__Required task__
From the listing below, pull out the lines that hold "Medii".
<<<<
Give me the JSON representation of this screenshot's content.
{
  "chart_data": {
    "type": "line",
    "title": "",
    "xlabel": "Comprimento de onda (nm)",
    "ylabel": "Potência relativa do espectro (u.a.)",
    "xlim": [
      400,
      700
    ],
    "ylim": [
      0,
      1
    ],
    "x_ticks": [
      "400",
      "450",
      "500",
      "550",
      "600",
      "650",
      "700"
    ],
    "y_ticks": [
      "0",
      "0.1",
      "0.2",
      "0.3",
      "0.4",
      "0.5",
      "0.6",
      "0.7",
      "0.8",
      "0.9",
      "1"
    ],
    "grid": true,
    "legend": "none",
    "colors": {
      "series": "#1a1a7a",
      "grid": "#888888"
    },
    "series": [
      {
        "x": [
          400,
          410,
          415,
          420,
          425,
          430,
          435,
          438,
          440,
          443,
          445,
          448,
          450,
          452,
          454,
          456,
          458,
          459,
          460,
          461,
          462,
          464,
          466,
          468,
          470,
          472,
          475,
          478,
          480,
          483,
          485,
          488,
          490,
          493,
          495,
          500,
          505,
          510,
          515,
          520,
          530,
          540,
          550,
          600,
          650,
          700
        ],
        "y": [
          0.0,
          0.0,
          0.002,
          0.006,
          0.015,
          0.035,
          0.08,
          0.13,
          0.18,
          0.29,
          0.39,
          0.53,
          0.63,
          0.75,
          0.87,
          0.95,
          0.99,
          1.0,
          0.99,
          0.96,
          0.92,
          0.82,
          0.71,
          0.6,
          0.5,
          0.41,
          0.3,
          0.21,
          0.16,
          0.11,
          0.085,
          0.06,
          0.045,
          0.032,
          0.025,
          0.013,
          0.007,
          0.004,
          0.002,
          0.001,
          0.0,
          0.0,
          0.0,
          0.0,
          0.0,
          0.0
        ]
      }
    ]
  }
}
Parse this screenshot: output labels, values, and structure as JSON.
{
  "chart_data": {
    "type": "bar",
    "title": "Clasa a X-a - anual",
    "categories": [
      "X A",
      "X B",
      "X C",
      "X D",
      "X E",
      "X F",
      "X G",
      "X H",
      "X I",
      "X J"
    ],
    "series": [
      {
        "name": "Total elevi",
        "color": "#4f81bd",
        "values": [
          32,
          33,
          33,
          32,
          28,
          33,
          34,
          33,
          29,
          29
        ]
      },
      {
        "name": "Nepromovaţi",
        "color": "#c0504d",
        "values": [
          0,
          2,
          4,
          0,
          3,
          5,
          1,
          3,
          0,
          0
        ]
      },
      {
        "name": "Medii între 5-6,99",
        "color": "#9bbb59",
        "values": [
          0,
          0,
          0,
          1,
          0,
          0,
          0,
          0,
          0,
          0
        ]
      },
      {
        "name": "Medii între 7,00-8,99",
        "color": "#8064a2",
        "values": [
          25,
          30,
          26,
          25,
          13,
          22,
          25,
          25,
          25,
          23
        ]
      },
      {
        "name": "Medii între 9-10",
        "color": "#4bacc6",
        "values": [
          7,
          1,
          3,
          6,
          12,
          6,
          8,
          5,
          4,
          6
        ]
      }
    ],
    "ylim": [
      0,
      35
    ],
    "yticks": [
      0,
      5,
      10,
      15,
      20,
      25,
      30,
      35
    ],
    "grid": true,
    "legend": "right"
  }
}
>>>>
__Written answer__
        "name": "Medii între 5-6,99",
        "name": "Medii între 7,00-8,99",
        "name": "Medii între 9-10",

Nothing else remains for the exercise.